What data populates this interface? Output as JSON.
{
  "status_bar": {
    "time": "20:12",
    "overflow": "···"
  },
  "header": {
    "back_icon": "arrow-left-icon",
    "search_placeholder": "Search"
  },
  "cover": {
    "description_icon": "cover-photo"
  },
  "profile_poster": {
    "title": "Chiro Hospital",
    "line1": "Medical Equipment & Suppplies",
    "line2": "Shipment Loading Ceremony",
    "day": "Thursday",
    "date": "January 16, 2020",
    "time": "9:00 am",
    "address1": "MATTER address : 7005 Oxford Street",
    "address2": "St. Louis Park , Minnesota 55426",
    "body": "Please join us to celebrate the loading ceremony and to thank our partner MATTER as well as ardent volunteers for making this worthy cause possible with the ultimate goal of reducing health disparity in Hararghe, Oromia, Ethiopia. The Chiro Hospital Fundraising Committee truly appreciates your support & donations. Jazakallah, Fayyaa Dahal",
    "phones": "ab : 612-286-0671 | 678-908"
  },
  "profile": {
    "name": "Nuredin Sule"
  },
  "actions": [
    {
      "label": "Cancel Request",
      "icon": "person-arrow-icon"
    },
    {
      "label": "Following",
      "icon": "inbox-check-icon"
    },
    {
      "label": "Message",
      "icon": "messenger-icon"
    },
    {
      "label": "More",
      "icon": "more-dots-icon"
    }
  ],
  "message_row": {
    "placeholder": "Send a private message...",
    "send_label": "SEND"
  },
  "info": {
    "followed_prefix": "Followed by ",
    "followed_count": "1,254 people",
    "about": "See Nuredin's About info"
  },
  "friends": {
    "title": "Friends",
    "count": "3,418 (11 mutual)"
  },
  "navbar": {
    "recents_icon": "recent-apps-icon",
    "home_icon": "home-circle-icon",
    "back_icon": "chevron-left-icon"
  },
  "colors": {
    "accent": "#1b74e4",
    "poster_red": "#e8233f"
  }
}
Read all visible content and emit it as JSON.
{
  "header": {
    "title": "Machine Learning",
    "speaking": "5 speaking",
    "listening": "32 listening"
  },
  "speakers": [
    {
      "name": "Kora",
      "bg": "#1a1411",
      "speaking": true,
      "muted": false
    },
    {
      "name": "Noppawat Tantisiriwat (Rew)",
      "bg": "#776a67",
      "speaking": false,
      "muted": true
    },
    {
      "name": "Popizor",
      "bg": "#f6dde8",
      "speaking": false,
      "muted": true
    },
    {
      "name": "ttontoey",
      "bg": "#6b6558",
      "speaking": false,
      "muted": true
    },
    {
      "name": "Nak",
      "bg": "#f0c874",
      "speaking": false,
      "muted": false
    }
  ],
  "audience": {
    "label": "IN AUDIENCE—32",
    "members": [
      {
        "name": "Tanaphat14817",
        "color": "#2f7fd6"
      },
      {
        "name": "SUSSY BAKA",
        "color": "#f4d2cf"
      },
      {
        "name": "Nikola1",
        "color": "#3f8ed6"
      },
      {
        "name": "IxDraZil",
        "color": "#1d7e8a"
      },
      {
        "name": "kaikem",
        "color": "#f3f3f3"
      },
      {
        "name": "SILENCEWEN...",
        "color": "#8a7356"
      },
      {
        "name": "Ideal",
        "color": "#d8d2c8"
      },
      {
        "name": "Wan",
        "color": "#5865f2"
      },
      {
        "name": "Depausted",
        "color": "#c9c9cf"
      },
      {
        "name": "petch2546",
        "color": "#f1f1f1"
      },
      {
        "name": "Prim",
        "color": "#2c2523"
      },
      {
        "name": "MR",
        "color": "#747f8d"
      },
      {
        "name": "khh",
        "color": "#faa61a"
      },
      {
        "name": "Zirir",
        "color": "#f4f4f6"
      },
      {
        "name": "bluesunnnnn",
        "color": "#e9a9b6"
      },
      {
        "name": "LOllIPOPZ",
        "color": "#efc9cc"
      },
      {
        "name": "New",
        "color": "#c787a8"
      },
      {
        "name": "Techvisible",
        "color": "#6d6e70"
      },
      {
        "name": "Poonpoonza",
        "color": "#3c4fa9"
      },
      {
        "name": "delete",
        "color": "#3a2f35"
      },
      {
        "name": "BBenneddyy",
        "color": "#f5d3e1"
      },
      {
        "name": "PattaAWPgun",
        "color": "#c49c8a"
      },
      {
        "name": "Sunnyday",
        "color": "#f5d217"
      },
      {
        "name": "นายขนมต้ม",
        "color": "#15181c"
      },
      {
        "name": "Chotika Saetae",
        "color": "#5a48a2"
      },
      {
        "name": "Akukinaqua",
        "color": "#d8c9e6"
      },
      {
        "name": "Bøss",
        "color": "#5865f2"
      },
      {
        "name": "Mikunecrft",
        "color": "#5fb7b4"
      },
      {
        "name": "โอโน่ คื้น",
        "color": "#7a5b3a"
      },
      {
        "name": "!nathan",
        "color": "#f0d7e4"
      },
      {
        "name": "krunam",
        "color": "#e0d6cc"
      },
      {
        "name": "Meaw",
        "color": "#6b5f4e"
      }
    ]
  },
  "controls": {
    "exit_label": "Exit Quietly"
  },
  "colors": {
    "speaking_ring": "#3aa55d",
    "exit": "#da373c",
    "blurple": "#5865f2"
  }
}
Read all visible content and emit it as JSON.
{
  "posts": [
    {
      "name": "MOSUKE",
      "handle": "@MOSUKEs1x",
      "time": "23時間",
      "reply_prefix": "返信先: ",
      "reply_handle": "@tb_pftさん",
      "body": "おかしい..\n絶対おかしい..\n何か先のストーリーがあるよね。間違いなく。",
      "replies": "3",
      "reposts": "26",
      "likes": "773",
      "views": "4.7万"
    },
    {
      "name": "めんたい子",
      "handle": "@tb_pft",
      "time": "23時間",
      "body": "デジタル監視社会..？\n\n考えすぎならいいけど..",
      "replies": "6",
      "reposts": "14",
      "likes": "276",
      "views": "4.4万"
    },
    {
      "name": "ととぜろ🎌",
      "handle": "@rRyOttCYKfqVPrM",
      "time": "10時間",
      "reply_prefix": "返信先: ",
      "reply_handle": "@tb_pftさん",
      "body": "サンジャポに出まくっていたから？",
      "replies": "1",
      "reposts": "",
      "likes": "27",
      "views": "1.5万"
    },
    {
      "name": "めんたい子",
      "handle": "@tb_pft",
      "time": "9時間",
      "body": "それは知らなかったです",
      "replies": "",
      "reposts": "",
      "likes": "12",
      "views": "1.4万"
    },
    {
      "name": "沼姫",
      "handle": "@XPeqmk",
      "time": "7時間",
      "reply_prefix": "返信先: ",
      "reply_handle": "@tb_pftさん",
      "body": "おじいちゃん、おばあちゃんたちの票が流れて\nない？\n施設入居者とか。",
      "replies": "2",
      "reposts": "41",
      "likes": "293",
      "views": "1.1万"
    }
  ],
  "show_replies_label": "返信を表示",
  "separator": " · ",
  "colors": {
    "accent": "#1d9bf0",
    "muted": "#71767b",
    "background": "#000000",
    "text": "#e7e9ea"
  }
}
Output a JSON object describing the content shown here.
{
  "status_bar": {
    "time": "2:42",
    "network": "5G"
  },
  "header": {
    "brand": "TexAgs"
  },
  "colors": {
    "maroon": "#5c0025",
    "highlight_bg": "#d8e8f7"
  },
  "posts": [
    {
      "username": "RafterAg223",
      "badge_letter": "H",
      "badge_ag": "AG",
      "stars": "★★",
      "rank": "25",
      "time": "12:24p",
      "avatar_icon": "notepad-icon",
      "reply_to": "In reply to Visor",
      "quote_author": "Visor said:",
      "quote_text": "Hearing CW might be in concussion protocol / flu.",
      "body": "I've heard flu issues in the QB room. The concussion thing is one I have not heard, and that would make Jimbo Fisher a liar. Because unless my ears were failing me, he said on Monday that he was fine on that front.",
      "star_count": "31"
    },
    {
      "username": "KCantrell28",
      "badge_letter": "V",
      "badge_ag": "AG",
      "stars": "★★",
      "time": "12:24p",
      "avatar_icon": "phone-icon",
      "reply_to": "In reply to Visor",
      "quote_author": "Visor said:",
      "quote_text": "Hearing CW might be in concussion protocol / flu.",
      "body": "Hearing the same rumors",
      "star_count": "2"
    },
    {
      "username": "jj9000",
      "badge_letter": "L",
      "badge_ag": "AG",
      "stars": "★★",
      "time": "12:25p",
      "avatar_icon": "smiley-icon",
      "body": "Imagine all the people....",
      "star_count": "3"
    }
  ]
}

---------------

Written instruction — Return each line that includes "Nuredin".

Result —
    "name": "Nuredin Sule"
    "about": "See Nuredin's About info"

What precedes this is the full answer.